Set exercise:
Copy each line below in which the string "Санкт" occurs.

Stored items
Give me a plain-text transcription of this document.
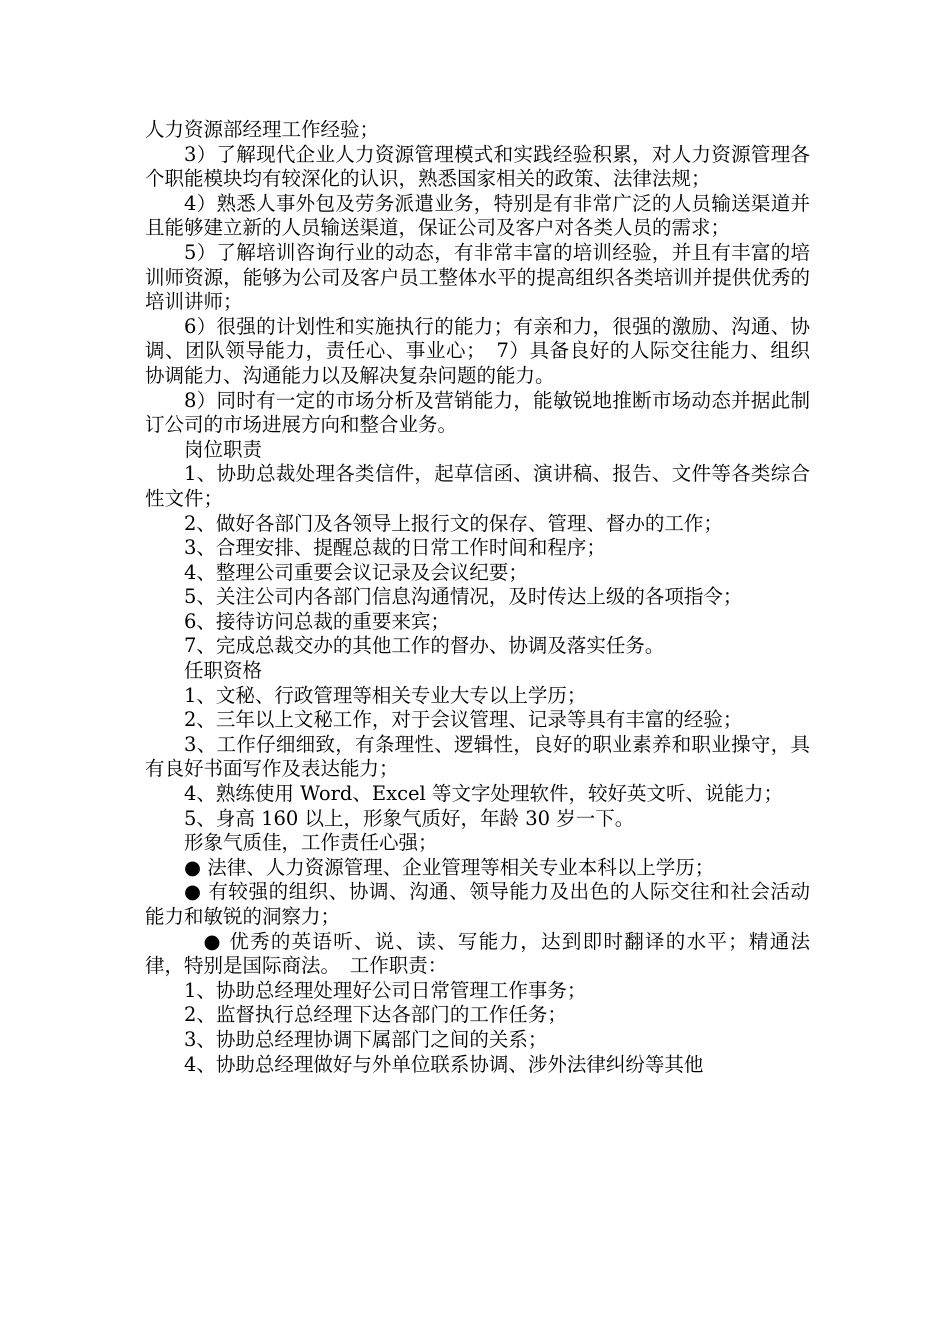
人力资源部经理工作经验；

3）了解现代企业人力资源管理模式和实践经验积累，对人力资源管理各个职能模块均有较深化的认识，熟悉国家相关的政策、法律法规；

4）熟悉人事外包及劳务派遣业务，特别是有非常广泛的人员输送渠道并且能够建立新的人员输送渠道，保证公司及客户对各类人员的需求；

5）了解培训咨询行业的动态，有非常丰富的培训经验，并且有丰富的培训师资源，能够为公司及客户员工整体水平的提高组织各类培训并提供优秀的培训讲师；

6）很强的计划性和实施执行的能力；有亲和力，很强的激励、沟通、协调、团队领导能力，责任心、事业心；　7）具备良好的人际交往能力、组织协调能力、沟通能力以及解决复杂问题的能力。

8）同时有一定的市场分析及营销能力，能敏锐地推断市场动态并据此制订公司的市场进展方向和整合业务。

岗位职责

1、协助总裁处理各类信件，起草信函、演讲稿、报告、文件等各类综合性文件；

2、做好各部门及各领导上报行文的保存、管理、督办的工作；

3、合理安排、提醒总裁的日常工作时间和程序；

4、整理公司重要会议记录及会议纪要；

5、关注公司内各部门信息沟通情况，及时传达上级的各项指令；

6、接待访问总裁的重要来宾；

7、完成总裁交办的其他工作的督办、协调及落实任务。

任职资格

1、文秘、行政管理等相关专业大专以上学历；

2、三年以上文秘工作，对于会议管理、记录等具有丰富的经验；

3、工作仔细细致，有条理性、逻辑性，良好的职业素养和职业操守，具有良好书面写作及表达能力；

4、熟练使用 Word、Excel 等文字处理软件，较好英文听、说能力；

5、身高 160 以上，形象气质好，年龄 30 岁一下。

形象气质佳，工作责任心强；

● 法律、人力资源管理、企业管理等相关专业本科以上学历；

● 有较强的组织、协调、沟通、领导能力及出色的人际交往和社会活动能力和敏锐的洞察力；

● 优秀的英语听、说、读、写能力，达到即时翻译的水平；精通法律，特别是国际商法。　工作职责：

1、协助总经理处理好公司日常管理工作事务；

2、监督执行总经理下达各部门的工作任务；

3、协助总经理协调下属部门之间的关系；

4、协助总经理做好与外单位联系协调、涉外法律纠纷等其他
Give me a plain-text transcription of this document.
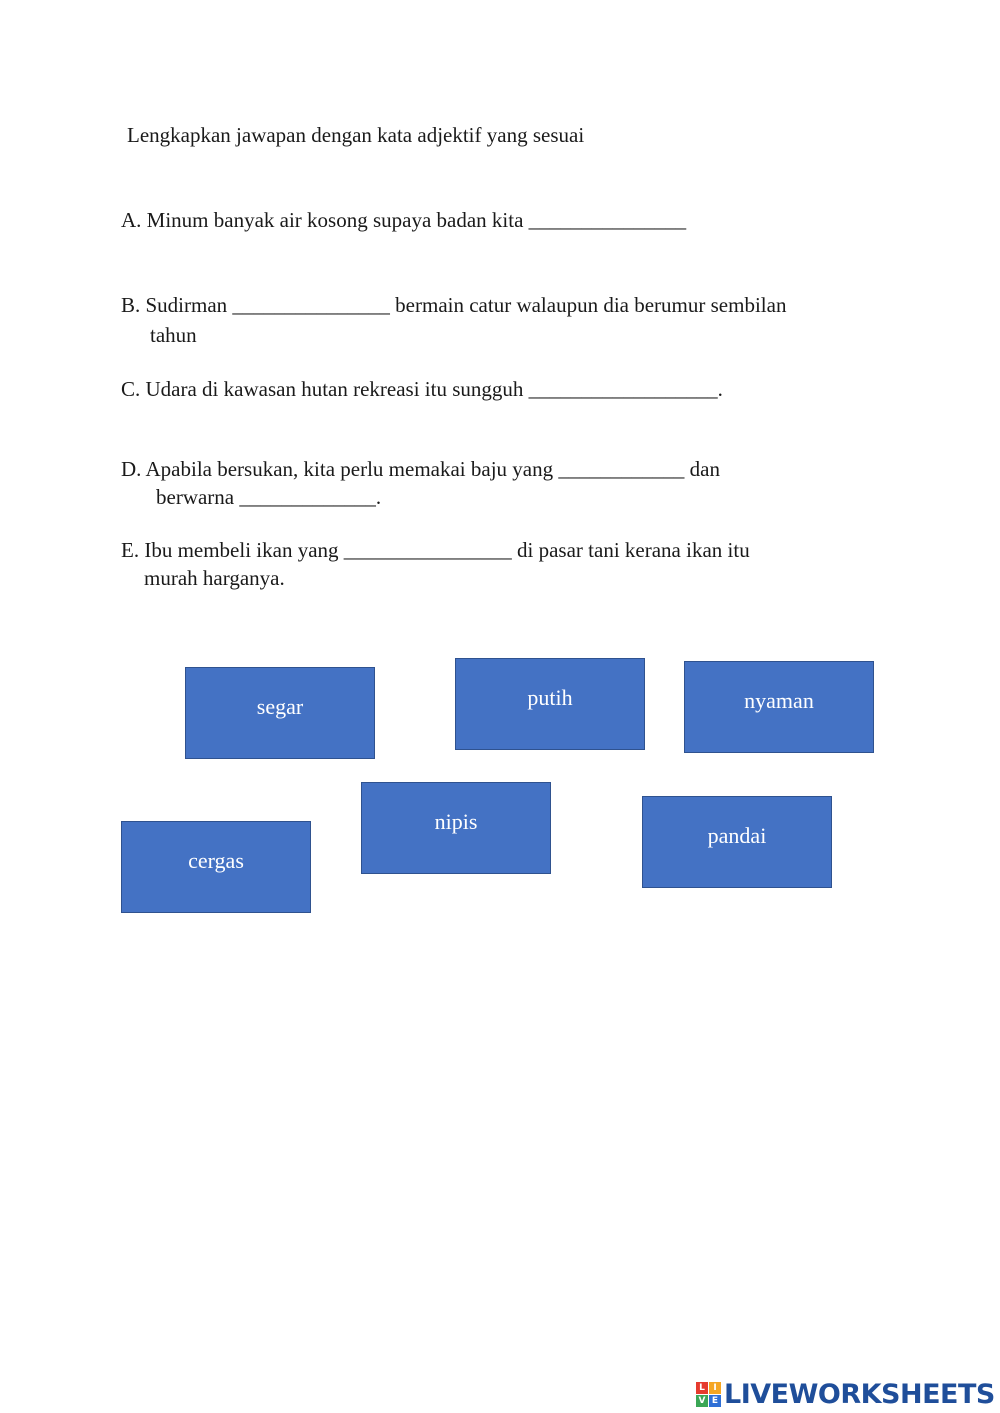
Lengkapkan jawapan dengan kata adjektif yang sesuai
A. Minum banyak air kosong supaya badan kita _______________
B. Sudirman _______________ bermain catur walaupun dia berumur sembilan
tahun
C. Udara di kawasan hutan rekreasi itu sungguh __________________.
D. Apabila bersukan, kita perlu memakai baju yang ____________ dan
berwarna _____________.
E. Ibu membeli ikan yang ________________ di pasar tani kerana ikan itu
murah harganya.
segar	putih	nyaman
nipis
pandai
cergas
L I
V E LIVEWORKSHEETS
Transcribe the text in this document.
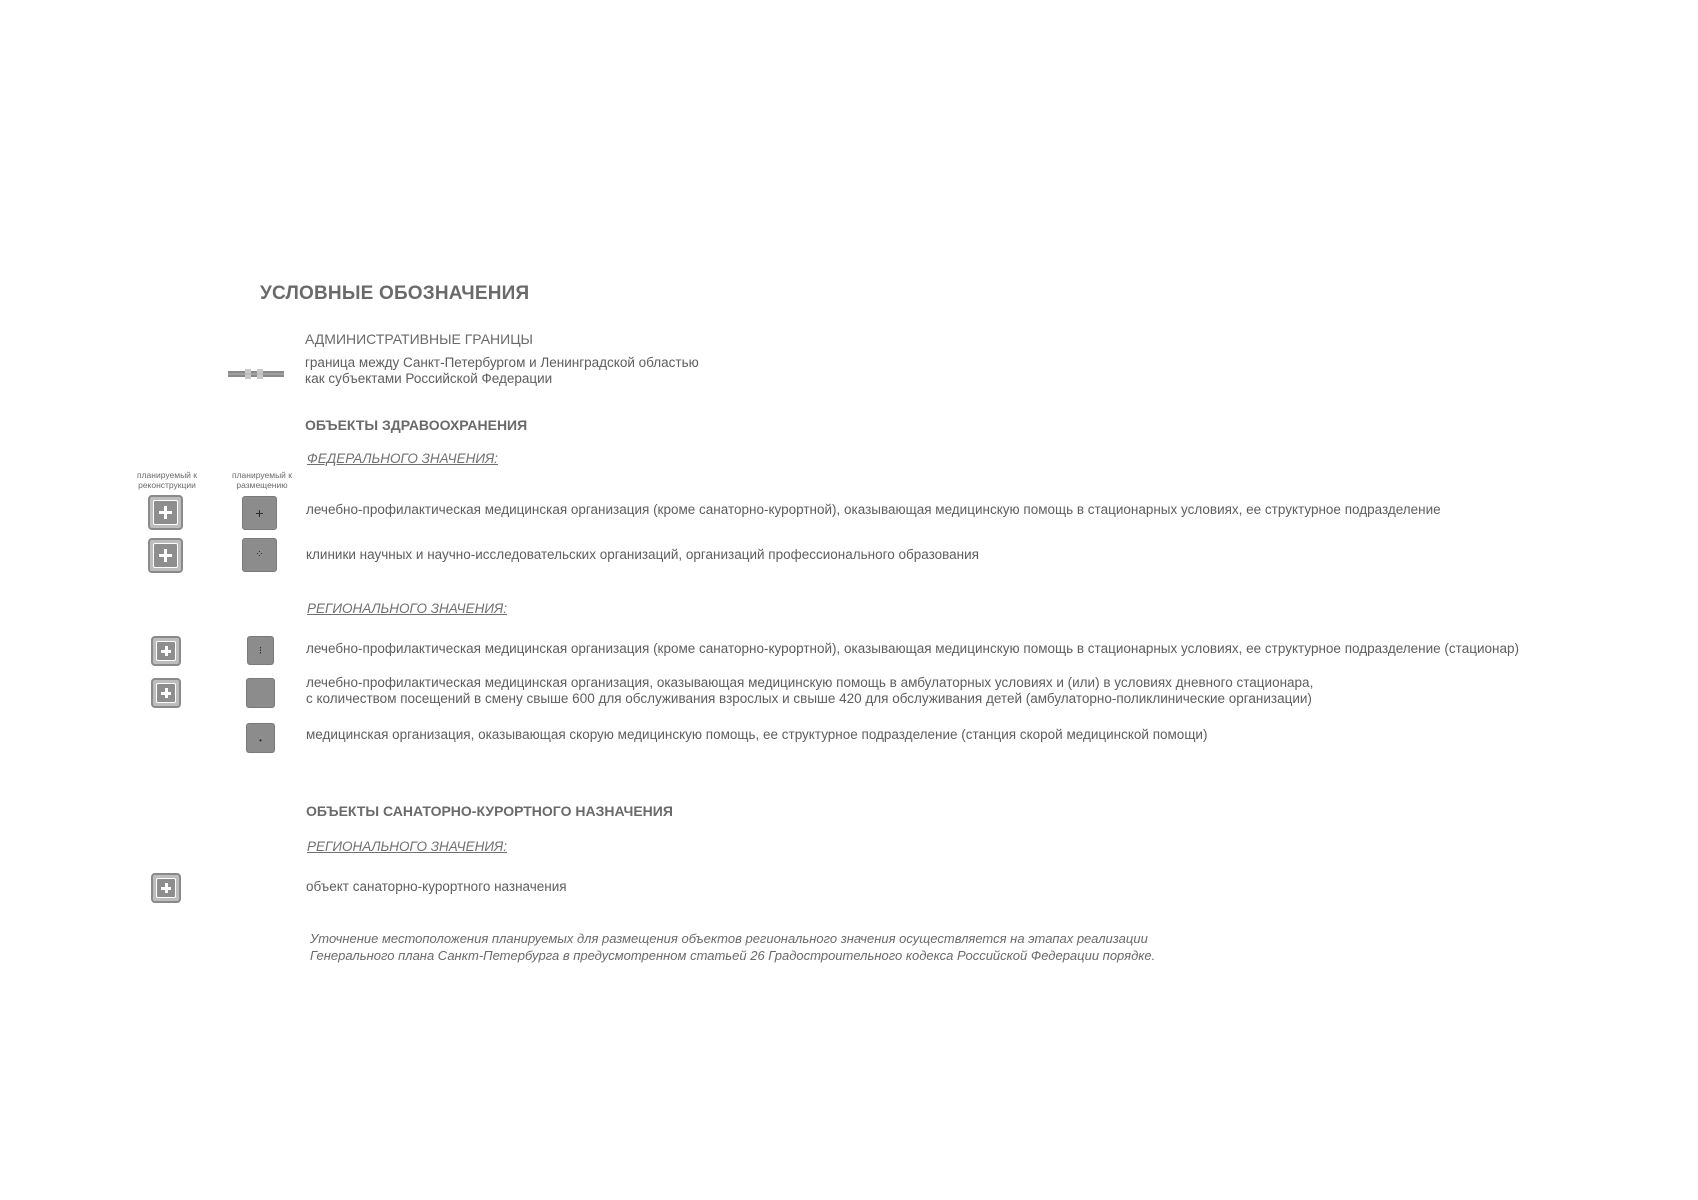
УСЛОВНЫЕ ОБОЗНАЧЕНИЯ
АДМИНИСТРАТИВНЫЕ ГРАНИЦЫ
граница между Санкт-Петербургом и Ленинградской областью
как субъектами Российской Федерации
ОБЪЕКТЫ ЗДРАВООХРАНЕНИЯ
ФЕДЕРАЛЬНОГО ЗНАЧЕНИЯ:
планируемый к
реконструкции
планируемый к
размещению
+	лечебно-профилактическая медицинская организация (кроме санаторно-курортной), оказывающая медицинскую помощь в стационарных условиях, ее структурное подразделение
⁘	клиники научных и научно-исследовательских организаций, организаций профессионального образования
РЕГИОНАЛЬНОГО ЗНАЧЕНИЯ:
⁝	лечебно-профилактическая медицинская организация (кроме санаторно-курортной), оказывающая медицинскую помощь в стационарных условиях, ее структурное подразделение (стационар)
лечебно-профилактическая медицинская организация, оказывающая медицинскую помощь в амбулаторных условиях и (или) в условиях дневного стационара,
с количеством посещений в смену свыше 600 для обслуживания взрослых и свыше 420 для обслуживания детей (амбулаторно-поликлинические организации)
•	медицинская организация, оказывающая скорую медицинскую помощь, ее структурное подразделение (станция скорой медицинской помощи)
ОБЪЕКТЫ САНАТОРНО-КУРОРТНОГО НАЗНАЧЕНИЯ
РЕГИОНАЛЬНОГО ЗНАЧЕНИЯ:
объект санаторно-курортного назначения
Уточнение местоположения планируемых для размещения объектов регионального значения осуществляется на этапах реализации
Генерального плана Санкт-Петербурга в предусмотренном статьей 26 Градостроительного кодекса Российской Федерации порядке.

The result:
граница между Санкт-Петербургом и Ленинградской областью
Генерального плана Санкт-Петербурга в предусмотренном статьей 26 Градостроительного кодекса Российской Федерации порядке.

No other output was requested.